**YOUR TASK:**
Write the records out again exactly, leaving no images in.

[Stored data entries]
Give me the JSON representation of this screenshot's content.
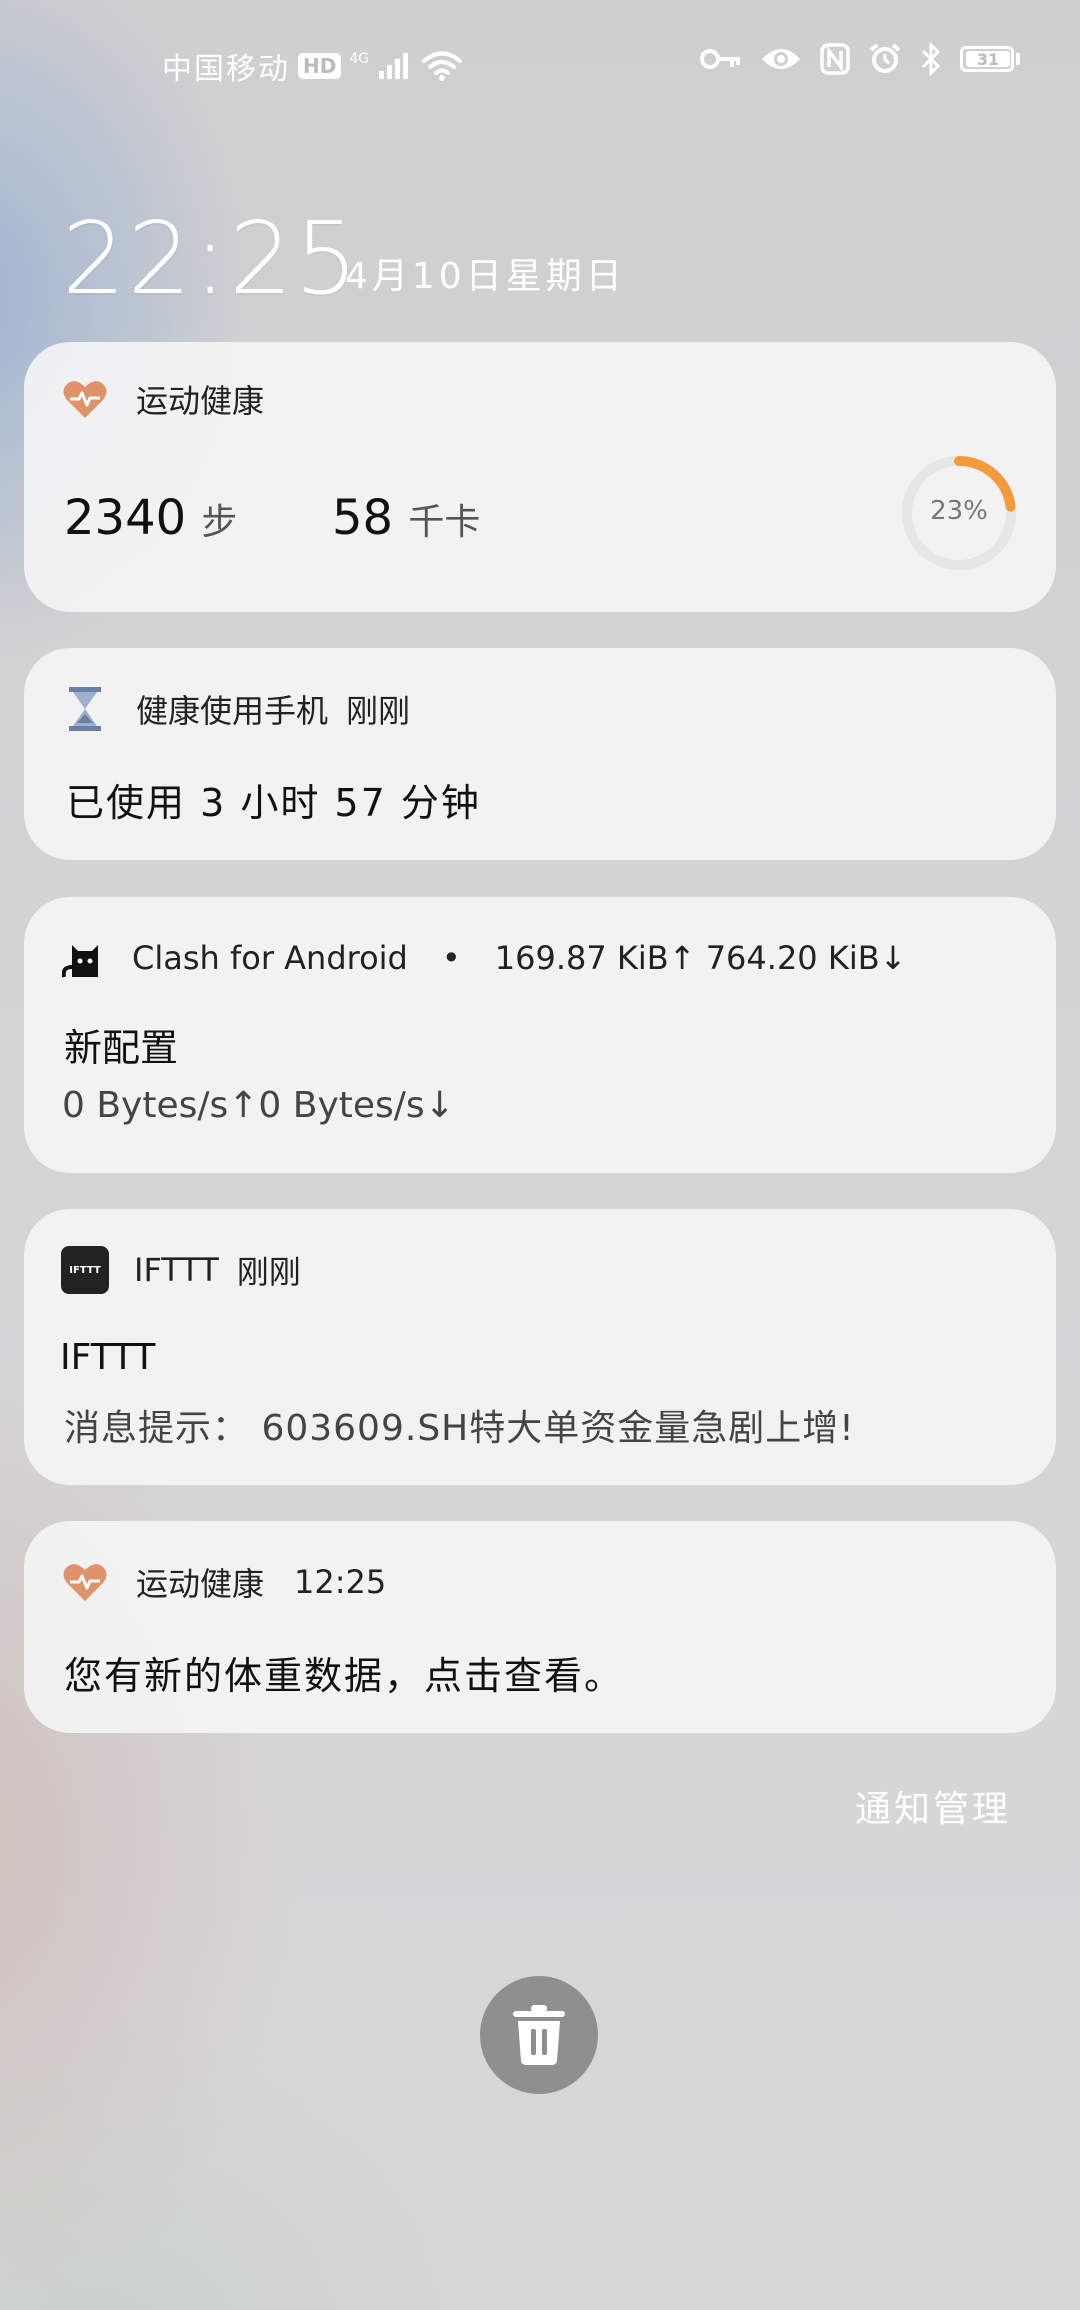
{
  "status_bar": {
    "carrier": "中国移动",
    "hd_badge": "HD",
    "network": "4G",
    "battery": "31"
  },
  "lockscreen": {
    "time": "22:25",
    "date": "4月10日星期日"
  },
  "notifications": [
    {
      "app": "运动健康",
      "steps_value": "2340",
      "steps_unit": "步",
      "calories_value": "58",
      "calories_unit": "千卡",
      "progress_label": "23%",
      "progress": 0.23
    },
    {
      "app": "健康使用手机",
      "time": "刚刚",
      "body": "已使用 3 小时 57 分钟"
    },
    {
      "app": "Clash for Android",
      "separator": "•",
      "traffic": "169.87 KiB↑ 764.20 KiB↓",
      "title": "新配置",
      "body": "0 Bytes/s↑0 Bytes/s↓"
    },
    {
      "app": "IFTTT",
      "time": "刚刚",
      "icon_text": "IFTTT",
      "title": "IFTTT",
      "body": "消息提示： 603609.SH特大单资金量急剧上增!"
    },
    {
      "app": "运动健康",
      "time": "12:25",
      "body": "您有新的体重数据，点击查看。"
    }
  ],
  "notification_manage": "通知管理",
  "colors": {
    "health_heart": "#e0926b",
    "progress_arc": "#f59a3c",
    "hourglass": "#6b7fa3",
    "trash_bg": "#8f8f8f"
  },
  "icons": [
    "key-icon",
    "eye-icon",
    "nfc-icon",
    "alarm-icon",
    "bluetooth-icon",
    "battery-icon",
    "wifi-icon",
    "signal-icon",
    "heart-icon",
    "hourglass-icon",
    "cat-icon",
    "ifttt-icon",
    "trash-icon"
  ]
}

**THE RESULT:**
Give me the JSON representation of this screenshot's content.
{
  "status_bar": {
    "carrier": "中国移动",
    "hd_badge": "HD",
    "network": "4G",
    "battery": "31"
  },
  "lockscreen": {
    "time": "22:25",
    "date": "4月10日星期日"
  },
  "notifications": [
    {
      "app": "运动健康",
      "steps_value": "2340",
      "steps_unit": "步",
      "calories_value": "58",
      "calories_unit": "千卡",
      "progress_label": "23%",
      "progress": 0.23
    },
    {
      "app": "健康使用手机",
      "time": "刚刚",
      "body": "已使用 3 小时 57 分钟"
    },
    {
      "app": "Clash for Android",
      "separator": "•",
      "traffic": "169.87 KiB↑ 764.20 KiB↓",
      "title": "新配置",
      "body": "0 Bytes/s↑0 Bytes/s↓"
    },
    {
      "app": "IFTTT",
      "time": "刚刚",
      "icon_text": "IFTTT",
      "title": "IFTTT",
      "body": "消息提示： 603609.SH特大单资金量急剧上增!"
    },
    {
      "app": "运动健康",
      "time": "12:25",
      "body": "您有新的体重数据，点击查看。"
    }
  ],
  "notification_manage": "通知管理",
  "colors": {
    "health_heart": "#e0926b",
    "progress_arc": "#f59a3c",
    "hourglass": "#6b7fa3",
    "trash_bg": "#8f8f8f"
  },
  "icons": [
    "key-icon",
    "eye-icon",
    "nfc-icon",
    "alarm-icon",
    "bluetooth-icon",
    "battery-icon",
    "wifi-icon",
    "signal-icon",
    "heart-icon",
    "hourglass-icon",
    "cat-icon",
    "ifttt-icon",
    "trash-icon"
  ]
}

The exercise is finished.